Description of the task: Using the data below, copy each line that includes the word "name".

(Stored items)
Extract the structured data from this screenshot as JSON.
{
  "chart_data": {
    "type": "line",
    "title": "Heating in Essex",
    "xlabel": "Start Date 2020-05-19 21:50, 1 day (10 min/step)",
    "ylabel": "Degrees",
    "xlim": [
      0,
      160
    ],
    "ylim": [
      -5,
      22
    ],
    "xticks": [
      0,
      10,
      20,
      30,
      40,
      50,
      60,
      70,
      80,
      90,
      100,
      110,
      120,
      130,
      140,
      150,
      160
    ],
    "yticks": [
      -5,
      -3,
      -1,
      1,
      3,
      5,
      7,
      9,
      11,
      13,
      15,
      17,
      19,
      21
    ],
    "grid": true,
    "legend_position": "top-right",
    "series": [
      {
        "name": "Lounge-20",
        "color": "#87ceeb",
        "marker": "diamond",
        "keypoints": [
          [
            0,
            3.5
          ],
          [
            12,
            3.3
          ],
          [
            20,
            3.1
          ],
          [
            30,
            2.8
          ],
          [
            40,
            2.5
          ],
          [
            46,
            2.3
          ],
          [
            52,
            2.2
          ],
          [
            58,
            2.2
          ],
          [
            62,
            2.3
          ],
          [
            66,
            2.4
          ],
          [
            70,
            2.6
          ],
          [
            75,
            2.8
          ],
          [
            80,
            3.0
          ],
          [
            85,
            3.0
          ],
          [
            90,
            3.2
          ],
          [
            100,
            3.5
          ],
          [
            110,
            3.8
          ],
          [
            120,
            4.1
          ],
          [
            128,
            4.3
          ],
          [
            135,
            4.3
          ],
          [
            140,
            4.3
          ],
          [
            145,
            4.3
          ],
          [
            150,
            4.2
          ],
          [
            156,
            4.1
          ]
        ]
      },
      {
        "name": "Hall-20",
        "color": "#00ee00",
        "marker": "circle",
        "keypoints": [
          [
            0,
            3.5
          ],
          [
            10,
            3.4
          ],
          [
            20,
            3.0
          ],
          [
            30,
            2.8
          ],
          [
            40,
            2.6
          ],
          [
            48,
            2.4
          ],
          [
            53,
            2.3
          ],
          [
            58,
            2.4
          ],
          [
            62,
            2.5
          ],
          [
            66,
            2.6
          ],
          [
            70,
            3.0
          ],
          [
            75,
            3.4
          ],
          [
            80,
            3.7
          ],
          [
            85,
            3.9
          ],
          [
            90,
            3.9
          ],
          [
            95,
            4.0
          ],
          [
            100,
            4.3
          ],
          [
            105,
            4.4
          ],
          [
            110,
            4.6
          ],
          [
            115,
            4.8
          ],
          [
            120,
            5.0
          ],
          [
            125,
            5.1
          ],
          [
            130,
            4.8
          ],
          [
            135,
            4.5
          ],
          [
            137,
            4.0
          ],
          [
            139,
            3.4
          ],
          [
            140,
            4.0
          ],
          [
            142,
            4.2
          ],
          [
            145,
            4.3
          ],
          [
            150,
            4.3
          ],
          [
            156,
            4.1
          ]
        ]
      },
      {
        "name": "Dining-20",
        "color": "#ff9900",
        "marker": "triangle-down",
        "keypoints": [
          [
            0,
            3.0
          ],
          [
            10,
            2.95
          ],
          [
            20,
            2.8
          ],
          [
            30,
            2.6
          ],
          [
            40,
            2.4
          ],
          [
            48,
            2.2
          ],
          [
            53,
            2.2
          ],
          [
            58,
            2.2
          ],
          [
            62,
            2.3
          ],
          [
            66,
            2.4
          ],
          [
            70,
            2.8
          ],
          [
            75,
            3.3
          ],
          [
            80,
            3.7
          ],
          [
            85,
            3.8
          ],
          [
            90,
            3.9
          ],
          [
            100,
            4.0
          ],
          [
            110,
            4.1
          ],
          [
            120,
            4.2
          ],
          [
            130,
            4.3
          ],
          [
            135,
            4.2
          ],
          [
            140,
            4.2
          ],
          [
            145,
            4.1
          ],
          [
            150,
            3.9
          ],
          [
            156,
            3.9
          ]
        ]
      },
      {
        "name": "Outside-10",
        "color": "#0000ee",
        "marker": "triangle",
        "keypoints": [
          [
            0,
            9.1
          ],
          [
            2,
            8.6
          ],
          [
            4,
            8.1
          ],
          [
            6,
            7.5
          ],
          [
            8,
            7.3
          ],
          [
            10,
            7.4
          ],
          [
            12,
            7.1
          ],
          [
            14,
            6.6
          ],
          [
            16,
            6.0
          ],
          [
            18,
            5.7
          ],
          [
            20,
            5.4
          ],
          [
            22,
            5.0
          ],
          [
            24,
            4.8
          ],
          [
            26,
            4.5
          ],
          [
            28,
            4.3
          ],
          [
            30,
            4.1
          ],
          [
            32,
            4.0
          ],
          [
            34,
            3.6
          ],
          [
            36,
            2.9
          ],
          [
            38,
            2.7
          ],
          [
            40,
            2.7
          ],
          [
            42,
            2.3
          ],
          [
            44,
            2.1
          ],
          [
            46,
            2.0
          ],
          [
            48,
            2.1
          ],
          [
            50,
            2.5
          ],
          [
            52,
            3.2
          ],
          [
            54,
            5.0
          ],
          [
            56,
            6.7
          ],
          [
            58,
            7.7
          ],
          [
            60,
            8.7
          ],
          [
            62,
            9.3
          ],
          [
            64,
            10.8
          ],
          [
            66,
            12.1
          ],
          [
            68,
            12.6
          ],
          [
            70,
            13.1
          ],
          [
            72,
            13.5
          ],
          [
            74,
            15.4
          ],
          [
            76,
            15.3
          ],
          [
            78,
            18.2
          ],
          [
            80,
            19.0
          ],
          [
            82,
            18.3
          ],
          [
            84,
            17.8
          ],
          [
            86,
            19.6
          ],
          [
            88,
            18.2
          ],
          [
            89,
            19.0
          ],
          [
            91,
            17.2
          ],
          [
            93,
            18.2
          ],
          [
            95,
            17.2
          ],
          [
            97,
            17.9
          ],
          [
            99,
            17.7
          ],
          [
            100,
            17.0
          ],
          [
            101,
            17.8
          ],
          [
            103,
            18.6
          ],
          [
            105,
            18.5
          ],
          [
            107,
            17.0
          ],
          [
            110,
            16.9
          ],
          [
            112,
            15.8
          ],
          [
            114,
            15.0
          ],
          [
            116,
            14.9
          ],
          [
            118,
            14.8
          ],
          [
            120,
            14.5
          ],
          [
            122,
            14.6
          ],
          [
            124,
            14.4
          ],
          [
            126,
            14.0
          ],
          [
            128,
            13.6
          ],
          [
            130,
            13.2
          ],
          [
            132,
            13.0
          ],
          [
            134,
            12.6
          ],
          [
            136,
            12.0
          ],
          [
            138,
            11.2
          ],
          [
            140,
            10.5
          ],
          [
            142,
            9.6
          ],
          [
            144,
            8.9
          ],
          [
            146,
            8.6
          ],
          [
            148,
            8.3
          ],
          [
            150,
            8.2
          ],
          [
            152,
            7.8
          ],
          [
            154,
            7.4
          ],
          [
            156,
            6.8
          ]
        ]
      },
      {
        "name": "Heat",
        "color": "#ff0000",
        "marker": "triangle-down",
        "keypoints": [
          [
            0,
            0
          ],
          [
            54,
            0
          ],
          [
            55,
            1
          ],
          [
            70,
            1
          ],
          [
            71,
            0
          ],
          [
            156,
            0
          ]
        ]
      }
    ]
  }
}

Result of the task:
        "name": "Lounge-20",
        "name": "Hall-20",
        "name": "Dining-20",
        "name": "Outside-10",
        "name": "Heat",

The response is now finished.